**Work to do**
Copy each line that contains the string "information".

**Record set**
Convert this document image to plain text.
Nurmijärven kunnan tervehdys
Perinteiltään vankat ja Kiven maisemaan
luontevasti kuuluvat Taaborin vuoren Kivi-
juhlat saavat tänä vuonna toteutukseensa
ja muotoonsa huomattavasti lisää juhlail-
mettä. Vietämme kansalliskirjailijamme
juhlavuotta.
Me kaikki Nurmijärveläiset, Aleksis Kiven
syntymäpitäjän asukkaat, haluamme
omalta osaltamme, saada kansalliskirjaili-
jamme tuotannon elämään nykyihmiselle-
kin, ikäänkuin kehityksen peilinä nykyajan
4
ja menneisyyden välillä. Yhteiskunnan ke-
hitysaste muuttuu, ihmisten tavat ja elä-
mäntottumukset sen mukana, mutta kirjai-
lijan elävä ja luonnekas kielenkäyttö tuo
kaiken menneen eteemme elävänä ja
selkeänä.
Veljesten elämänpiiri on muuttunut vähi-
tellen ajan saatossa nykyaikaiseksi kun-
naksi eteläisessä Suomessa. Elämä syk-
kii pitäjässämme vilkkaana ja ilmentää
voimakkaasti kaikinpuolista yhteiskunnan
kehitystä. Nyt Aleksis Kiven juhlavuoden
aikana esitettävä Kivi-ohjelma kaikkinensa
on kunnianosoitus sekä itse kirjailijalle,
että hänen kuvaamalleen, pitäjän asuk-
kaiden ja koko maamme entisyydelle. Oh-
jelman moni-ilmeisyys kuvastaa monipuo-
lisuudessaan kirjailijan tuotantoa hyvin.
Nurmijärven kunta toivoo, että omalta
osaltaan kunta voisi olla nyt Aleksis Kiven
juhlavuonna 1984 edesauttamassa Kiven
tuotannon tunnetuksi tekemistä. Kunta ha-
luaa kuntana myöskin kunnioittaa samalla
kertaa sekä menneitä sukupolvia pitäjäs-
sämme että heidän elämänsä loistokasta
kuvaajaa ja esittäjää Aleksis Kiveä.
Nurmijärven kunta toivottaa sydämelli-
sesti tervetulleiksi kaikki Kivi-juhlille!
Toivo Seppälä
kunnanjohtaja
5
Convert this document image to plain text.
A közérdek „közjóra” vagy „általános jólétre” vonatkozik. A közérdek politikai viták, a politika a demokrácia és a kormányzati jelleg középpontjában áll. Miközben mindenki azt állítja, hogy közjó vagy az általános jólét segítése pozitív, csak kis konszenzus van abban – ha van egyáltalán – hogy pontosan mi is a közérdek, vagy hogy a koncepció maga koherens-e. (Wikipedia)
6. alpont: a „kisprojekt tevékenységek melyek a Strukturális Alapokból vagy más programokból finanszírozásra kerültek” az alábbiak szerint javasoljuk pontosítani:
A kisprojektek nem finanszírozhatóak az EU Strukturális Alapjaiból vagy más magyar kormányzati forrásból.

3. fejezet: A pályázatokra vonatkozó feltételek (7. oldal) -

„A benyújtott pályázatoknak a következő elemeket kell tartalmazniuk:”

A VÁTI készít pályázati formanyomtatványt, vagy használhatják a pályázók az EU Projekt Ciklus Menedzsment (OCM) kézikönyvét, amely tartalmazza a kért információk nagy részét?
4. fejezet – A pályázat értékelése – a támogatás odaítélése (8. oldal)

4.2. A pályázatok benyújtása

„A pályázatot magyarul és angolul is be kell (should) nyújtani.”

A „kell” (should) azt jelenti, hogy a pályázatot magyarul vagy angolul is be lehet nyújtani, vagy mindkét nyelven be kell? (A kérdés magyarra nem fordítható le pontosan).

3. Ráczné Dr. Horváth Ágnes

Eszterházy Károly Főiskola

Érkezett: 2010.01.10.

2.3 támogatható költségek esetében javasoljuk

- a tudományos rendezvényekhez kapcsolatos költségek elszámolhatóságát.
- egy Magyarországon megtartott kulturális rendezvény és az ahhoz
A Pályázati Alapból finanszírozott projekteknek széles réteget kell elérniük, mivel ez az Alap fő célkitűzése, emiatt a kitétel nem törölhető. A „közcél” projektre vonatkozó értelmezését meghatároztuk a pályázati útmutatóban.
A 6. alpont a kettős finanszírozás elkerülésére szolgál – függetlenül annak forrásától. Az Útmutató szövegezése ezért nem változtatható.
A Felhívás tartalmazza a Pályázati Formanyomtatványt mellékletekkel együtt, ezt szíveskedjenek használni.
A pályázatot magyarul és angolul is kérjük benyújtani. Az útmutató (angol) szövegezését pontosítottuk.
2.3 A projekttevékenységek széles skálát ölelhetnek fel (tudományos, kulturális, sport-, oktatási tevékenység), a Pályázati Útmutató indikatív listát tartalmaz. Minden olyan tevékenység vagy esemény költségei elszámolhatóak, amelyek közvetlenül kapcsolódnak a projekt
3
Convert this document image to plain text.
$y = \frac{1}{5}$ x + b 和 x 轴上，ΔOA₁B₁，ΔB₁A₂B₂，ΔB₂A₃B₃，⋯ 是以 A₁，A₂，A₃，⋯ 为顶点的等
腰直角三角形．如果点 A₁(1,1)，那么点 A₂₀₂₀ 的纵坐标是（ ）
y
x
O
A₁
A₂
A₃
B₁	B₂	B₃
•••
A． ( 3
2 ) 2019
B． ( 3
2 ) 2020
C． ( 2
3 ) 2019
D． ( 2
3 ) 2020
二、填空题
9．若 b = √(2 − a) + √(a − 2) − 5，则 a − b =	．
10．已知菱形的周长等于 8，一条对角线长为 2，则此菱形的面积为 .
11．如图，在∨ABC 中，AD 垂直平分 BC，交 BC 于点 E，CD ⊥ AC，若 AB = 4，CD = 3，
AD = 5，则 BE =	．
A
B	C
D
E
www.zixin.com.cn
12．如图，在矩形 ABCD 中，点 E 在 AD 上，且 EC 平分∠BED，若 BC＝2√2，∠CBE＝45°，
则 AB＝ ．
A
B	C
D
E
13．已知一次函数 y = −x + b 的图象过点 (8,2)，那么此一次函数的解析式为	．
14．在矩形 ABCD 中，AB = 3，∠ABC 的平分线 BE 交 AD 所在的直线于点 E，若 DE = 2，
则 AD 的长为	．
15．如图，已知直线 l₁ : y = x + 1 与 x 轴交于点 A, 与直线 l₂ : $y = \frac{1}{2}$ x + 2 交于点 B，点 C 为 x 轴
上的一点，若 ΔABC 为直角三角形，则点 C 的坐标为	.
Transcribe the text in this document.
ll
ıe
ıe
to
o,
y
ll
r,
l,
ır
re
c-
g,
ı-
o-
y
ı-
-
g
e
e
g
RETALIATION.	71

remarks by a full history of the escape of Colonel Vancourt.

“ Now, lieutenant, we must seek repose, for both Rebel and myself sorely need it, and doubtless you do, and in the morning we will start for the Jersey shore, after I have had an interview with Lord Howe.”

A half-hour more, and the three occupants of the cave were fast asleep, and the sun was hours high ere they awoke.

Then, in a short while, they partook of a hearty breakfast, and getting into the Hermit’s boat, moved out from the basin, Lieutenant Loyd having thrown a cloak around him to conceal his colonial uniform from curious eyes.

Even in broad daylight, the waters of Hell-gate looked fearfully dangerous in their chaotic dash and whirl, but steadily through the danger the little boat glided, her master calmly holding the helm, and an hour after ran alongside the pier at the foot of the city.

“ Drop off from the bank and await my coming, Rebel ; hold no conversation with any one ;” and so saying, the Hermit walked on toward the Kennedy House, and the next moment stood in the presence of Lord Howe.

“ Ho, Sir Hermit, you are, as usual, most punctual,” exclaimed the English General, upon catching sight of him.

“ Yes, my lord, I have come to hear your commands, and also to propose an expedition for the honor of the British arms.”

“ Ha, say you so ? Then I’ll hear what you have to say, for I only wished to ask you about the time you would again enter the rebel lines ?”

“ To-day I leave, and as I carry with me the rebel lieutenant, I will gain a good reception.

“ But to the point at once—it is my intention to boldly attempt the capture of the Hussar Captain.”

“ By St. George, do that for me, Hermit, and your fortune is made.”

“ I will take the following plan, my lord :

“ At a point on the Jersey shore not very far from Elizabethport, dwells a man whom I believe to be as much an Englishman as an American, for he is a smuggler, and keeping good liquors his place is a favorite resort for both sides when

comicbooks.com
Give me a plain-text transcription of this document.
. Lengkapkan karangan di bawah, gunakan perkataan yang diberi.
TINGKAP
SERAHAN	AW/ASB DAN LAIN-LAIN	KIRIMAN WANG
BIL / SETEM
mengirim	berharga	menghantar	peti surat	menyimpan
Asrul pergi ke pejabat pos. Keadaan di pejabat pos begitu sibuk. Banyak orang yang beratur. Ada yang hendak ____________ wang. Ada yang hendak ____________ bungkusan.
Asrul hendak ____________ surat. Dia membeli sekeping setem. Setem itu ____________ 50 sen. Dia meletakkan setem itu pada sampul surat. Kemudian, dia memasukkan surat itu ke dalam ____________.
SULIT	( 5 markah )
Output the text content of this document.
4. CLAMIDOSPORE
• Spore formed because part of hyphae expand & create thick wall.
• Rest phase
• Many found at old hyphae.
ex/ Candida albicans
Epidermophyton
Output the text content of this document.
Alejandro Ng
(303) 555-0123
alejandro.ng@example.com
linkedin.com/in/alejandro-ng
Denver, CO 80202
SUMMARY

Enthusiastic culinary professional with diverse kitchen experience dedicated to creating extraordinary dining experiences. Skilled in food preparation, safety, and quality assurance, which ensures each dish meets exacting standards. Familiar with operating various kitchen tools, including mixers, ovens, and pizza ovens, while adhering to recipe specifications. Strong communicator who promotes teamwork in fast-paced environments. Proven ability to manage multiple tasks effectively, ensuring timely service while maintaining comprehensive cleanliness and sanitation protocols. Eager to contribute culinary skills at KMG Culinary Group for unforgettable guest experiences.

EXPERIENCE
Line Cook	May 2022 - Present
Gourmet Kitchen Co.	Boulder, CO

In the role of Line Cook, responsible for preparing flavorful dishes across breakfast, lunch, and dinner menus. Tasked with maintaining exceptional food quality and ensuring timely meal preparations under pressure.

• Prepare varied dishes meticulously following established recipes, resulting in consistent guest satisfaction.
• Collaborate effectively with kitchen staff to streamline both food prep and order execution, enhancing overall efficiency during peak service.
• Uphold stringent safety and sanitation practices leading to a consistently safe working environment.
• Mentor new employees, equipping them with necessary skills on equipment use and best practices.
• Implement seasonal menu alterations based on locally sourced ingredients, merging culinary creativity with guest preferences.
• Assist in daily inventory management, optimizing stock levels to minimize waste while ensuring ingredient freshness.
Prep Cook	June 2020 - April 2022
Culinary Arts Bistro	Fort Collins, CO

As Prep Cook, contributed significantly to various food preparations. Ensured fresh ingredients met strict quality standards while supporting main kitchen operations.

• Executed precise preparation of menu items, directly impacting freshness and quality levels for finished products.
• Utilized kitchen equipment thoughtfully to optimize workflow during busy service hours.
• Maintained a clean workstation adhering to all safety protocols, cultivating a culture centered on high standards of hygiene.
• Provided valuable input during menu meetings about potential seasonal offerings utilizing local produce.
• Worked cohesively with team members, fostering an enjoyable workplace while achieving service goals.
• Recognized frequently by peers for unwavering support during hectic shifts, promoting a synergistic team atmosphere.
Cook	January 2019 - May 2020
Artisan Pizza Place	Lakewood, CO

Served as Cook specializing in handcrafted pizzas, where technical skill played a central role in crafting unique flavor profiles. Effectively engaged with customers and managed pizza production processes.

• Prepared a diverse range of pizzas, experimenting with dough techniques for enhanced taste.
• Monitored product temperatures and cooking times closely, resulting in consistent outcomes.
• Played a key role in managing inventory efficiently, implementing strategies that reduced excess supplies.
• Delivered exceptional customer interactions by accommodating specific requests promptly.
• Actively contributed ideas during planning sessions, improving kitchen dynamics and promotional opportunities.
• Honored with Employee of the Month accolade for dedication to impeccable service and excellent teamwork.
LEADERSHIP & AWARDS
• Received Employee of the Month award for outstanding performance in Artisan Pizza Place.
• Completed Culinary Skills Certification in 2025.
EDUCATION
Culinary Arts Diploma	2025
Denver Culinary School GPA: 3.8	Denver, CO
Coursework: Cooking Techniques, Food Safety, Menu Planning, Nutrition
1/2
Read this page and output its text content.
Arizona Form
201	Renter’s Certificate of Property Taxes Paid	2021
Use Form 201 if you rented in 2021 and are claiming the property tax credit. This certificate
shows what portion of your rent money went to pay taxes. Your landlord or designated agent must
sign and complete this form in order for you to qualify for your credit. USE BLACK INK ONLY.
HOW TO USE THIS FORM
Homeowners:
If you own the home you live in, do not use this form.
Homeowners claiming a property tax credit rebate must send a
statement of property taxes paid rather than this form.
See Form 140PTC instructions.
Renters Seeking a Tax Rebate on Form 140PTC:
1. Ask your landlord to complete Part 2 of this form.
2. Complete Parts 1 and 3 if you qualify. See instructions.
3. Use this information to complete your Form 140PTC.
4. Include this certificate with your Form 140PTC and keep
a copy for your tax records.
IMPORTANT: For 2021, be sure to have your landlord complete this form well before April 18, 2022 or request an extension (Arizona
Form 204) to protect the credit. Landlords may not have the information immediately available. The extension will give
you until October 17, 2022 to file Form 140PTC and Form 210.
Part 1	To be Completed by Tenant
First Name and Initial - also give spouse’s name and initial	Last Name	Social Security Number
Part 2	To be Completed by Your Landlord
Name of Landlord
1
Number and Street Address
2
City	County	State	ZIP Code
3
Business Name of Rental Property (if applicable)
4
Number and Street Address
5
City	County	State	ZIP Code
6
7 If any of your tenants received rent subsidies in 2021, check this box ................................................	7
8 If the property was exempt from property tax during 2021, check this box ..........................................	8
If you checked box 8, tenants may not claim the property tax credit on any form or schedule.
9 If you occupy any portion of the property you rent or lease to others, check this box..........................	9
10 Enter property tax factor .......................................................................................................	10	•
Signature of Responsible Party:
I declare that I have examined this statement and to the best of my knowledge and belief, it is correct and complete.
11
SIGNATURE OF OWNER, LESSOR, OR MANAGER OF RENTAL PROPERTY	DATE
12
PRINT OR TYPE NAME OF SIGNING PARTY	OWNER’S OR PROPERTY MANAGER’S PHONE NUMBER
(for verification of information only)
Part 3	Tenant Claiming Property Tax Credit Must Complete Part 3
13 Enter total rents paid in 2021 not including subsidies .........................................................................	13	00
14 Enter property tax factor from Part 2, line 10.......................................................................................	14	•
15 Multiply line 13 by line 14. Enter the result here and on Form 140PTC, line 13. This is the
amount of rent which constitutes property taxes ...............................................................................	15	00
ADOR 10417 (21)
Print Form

**Exercise result**
3. Use this information to complete your Form 140PTC.
Form 204) to protect the credit. Landlords may not have the information immediately available. The extension will give
(for verification of information only)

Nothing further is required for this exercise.